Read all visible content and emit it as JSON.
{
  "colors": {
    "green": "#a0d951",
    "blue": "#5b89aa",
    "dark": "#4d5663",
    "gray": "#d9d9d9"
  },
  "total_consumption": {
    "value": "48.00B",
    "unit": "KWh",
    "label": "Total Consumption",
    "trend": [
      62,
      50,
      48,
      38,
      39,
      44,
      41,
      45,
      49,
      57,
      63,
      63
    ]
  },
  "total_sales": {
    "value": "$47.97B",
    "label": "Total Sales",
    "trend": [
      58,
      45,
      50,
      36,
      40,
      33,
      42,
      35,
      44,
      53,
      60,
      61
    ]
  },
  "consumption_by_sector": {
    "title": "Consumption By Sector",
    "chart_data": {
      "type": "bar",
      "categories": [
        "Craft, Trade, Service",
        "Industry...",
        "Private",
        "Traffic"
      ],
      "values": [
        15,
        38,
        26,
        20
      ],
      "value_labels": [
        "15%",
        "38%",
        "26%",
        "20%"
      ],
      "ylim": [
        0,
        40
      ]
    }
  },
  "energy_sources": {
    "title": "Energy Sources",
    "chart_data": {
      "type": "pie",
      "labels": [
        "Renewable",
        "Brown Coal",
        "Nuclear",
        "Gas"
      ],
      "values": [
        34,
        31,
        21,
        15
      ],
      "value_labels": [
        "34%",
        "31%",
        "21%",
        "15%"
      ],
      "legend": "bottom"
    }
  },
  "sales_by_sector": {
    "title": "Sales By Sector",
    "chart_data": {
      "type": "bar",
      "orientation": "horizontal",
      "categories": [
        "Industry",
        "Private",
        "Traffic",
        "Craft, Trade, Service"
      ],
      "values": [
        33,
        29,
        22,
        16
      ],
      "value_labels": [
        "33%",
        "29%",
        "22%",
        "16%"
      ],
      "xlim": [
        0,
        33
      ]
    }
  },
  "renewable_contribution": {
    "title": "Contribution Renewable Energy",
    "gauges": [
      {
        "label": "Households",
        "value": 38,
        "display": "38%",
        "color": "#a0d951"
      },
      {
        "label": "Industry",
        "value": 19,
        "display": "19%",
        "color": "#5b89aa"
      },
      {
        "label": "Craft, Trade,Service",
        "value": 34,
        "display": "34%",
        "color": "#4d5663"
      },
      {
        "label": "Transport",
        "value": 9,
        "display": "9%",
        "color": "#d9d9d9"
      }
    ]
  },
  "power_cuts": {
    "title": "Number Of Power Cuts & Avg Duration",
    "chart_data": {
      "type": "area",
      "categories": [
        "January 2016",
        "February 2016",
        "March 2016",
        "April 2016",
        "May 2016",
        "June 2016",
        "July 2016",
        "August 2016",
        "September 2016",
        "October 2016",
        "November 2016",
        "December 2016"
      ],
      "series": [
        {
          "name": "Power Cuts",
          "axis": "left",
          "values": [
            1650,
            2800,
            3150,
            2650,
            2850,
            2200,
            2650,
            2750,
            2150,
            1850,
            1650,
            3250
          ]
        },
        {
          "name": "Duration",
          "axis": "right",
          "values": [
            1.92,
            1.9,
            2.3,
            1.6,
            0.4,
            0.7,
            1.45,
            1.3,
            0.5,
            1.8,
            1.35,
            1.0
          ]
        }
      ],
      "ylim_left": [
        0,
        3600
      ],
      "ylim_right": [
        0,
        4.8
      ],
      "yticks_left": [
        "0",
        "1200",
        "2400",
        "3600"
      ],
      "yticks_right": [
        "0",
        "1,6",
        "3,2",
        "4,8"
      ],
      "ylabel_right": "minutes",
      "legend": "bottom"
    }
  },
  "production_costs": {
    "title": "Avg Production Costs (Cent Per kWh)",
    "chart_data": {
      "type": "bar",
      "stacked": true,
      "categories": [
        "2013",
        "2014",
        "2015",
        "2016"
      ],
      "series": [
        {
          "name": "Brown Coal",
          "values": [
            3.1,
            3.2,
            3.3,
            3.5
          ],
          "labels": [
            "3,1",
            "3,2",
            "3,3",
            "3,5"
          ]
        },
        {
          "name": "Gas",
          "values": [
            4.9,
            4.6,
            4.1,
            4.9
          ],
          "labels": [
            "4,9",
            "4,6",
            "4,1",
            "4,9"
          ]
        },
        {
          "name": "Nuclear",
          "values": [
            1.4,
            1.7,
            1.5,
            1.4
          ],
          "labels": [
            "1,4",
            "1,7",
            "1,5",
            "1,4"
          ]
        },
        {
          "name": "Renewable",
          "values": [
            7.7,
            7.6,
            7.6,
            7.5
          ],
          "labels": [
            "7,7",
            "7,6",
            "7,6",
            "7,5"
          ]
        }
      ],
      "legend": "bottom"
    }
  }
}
════════════════
=== WHAT THE TASK ASKS ===
Make an exact copy of the data above.

=== TASK OUTPUT ===
Read all visible content and emit it as JSON.
{
  "colors": {
    "green": "#a0d951",
    "blue": "#5b89aa",
    "dark": "#4d5663",
    "gray": "#d9d9d9"
  },
  "total_consumption": {
    "value": "48.00B",
    "unit": "KWh",
    "label": "Total Consumption",
    "trend": [
      62,
      50,
      48,
      38,
      39,
      44,
      41,
      45,
      49,
      57,
      63,
      63
    ]
  },
  "total_sales": {
    "value": "$47.97B",
    "label": "Total Sales",
    "trend": [
      58,
      45,
      50,
      36,
      40,
      33,
      42,
      35,
      44,
      53,
      60,
      61
    ]
  },
  "consumption_by_sector": {
    "title": "Consumption By Sector",
    "chart_data": {
      "type": "bar",
      "categories": [
        "Craft, Trade, Service",
        "Industry...",
        "Private",
        "Traffic"
      ],
      "values": [
        15,
        38,
        26,
        20
      ],
      "value_labels": [
        "15%",
        "38%",
        "26%",
        "20%"
      ],
      "ylim": [
        0,
        40
      ]
    }
  },
  "energy_sources": {
    "title": "Energy Sources",
    "chart_data": {
      "type": "pie",
      "labels": [
        "Renewable",
        "Brown Coal",
        "Nuclear",
        "Gas"
      ],
      "values": [
        34,
        31,
        21,
        15
      ],
      "value_labels": [
        "34%",
        "31%",
        "21%",
        "15%"
      ],
      "legend": "bottom"
    }
  },
  "sales_by_sector": {
    "title": "Sales By Sector",
    "chart_data": {
      "type": "bar",
      "orientation": "horizontal",
      "categories": [
        "Industry",
        "Private",
        "Traffic",
        "Craft, Trade, Service"
      ],
      "values": [
        33,
        29,
        22,
        16
      ],
      "value_labels": [
        "33%",
        "29%",
        "22%",
        "16%"
      ],
      "xlim": [
        0,
        33
      ]
    }
  },
  "renewable_contribution": {
    "title": "Contribution Renewable Energy",
    "gauges": [
      {
        "label": "Households",
        "value": 38,
        "display": "38%",
        "color": "#a0d951"
      },
      {
        "label": "Industry",
        "value": 19,
        "display": "19%",
        "color": "#5b89aa"
      },
      {
        "label": "Craft, Trade,Service",
        "value": 34,
        "display": "34%",
        "color": "#4d5663"
      },
      {
        "label": "Transport",
        "value": 9,
        "display": "9%",
        "color": "#d9d9d9"
      }
    ]
  },
  "power_cuts": {
    "title": "Number Of Power Cuts & Avg Duration",
    "chart_data": {
      "type": "area",
      "categories": [
        "January 2016",
        "February 2016",
        "March 2016",
        "April 2016",
        "May 2016",
        "June 2016",
        "July 2016",
        "August 2016",
        "September 2016",
        "October 2016",
        "November 2016",
        "December 2016"
      ],
      "series": [
        {
          "name": "Power Cuts",
          "axis": "left",
          "values": [
            1650,
            2800,
            3150,
            2650,
            2850,
            2200,
            2650,
            2750,
            2150,
            1850,
            1650,
            3250
          ]
        },
        {
          "name": "Duration",
          "axis": "right",
          "values": [
            1.92,
            1.9,
            2.3,
            1.6,
            0.4,
            0.7,
            1.45,
            1.3,
            0.5,
            1.8,
            1.35,
            1.0
          ]
        }
      ],
      "ylim_left": [
        0,
        3600
      ],
      "ylim_right": [
        0,
        4.8
      ],
      "yticks_left": [
        "0",
        "1200",
        "2400",
        "3600"
      ],
      "yticks_right": [
        "0",
        "1,6",
        "3,2",
        "4,8"
      ],
      "ylabel_right": "minutes",
      "legend": "bottom"
    }
  },
  "production_costs": {
    "title": "Avg Production Costs (Cent Per kWh)",
    "chart_data": {
      "type": "bar",
      "stacked": true,
      "categories": [
        "2013",
        "2014",
        "2015",
        "2016"
      ],
      "series": [
        {
          "name": "Brown Coal",
          "values": [
            3.1,
            3.2,
            3.3,
            3.5
          ],
          "labels": [
            "3,1",
            "3,2",
            "3,3",
            "3,5"
          ]
        },
        {
          "name": "Gas",
          "values": [
            4.9,
            4.6,
            4.1,
            4.9
          ],
          "labels": [
            "4,9",
            "4,6",
            "4,1",
            "4,9"
          ]
        },
        {
          "name": "Nuclear",
          "values": [
            1.4,
            1.7,
            1.5,
            1.4
          ],
          "labels": [
            "1,4",
            "1,7",
            "1,5",
            "1,4"
          ]
        },
        {
          "name": "Renewable",
          "values": [
            7.7,
            7.6,
            7.6,
            7.5
          ],
          "labels": [
            "7,7",
            "7,6",
            "7,6",
            "7,5"
          ]
        }
      ],
      "legend": "bottom"
    }
  }
}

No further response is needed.